Copy every line of the data exactly, leaving nothing out.

-- -- --

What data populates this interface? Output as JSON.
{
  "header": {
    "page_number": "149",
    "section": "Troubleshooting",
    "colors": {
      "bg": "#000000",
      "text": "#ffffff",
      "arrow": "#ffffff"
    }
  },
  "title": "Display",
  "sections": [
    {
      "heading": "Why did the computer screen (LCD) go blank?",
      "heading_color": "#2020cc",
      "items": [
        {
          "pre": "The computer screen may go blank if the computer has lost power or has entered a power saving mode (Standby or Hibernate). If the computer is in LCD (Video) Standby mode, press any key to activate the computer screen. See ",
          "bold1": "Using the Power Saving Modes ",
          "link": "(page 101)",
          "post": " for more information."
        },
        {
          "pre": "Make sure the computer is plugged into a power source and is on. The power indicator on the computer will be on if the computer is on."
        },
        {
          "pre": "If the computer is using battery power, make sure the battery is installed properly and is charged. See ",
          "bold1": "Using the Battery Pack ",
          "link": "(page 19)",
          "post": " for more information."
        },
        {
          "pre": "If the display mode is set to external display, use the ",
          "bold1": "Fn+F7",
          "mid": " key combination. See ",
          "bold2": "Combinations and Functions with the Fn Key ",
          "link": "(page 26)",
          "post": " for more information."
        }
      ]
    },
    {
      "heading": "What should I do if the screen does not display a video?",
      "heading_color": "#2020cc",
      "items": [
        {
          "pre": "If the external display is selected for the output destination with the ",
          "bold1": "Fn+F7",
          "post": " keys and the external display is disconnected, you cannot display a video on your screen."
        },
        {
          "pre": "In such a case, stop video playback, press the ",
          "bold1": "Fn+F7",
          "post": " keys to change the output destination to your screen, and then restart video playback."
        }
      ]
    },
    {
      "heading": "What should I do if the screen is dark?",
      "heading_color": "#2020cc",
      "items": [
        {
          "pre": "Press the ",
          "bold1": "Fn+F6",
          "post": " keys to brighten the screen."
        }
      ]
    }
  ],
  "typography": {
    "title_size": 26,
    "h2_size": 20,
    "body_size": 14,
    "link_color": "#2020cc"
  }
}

-- -- --

* _ANSWER FOR THIS EXERCISE_:
What data populates this interface? Output as JSON.
{
  "header": {
    "page_number": "149",
    "section": "Troubleshooting",
    "colors": {
      "bg": "#000000",
      "text": "#ffffff",
      "arrow": "#ffffff"
    }
  },
  "title": "Display",
  "sections": [
    {
      "heading": "Why did the computer screen (LCD) go blank?",
      "heading_color": "#2020cc",
      "items": [
        {
          "pre": "The computer screen may go blank if the computer has lost power or has entered a power saving mode (Standby or Hibernate). If the computer is in LCD (Video) Standby mode, press any key to activate the computer screen. See ",
          "bold1": "Using the Power Saving Modes ",
          "link": "(page 101)",
          "post": " for more information."
        },
        {
          "pre": "Make sure the computer is plugged into a power source and is on. The power indicator on the computer will be on if the computer is on."
        },
        {
          "pre": "If the computer is using battery power, make sure the battery is installed properly and is charged. See ",
          "bold1": "Using the Battery Pack ",
          "link": "(page 19)",
          "post": " for more information."
        },
        {
          "pre": "If the display mode is set to external display, use the ",
          "bold1": "Fn+F7",
          "mid": " key combination. See ",
          "bold2": "Combinations and Functions with the Fn Key ",
          "link": "(page 26)",
          "post": " for more information."
        }
      ]
    },
    {
      "heading": "What should I do if the screen does not display a video?",
      "heading_color": "#2020cc",
      "items": [
        {
          "pre": "If the external display is selected for the output destination with the ",
          "bold1": "Fn+F7",
          "post": " keys and the external display is disconnected, you cannot display a video on your screen."
        },
        {
          "pre": "In such a case, stop video playback, press the ",
          "bold1": "Fn+F7",
          "post": " keys to change the output destination to your screen, and then restart video playback."
        }
      ]
    },
    {
      "heading": "What should I do if the screen is dark?",
      "heading_color": "#2020cc",
      "items": [
        {
          "pre": "Press the ",
          "bold1": "Fn+F6",
          "post": " keys to brighten the screen."
        }
      ]
    }
  ],
  "typography": {
    "title_size": 26,
    "h2_size": 20,
    "body_size": 14,
    "link_color": "#2020cc"
  }
}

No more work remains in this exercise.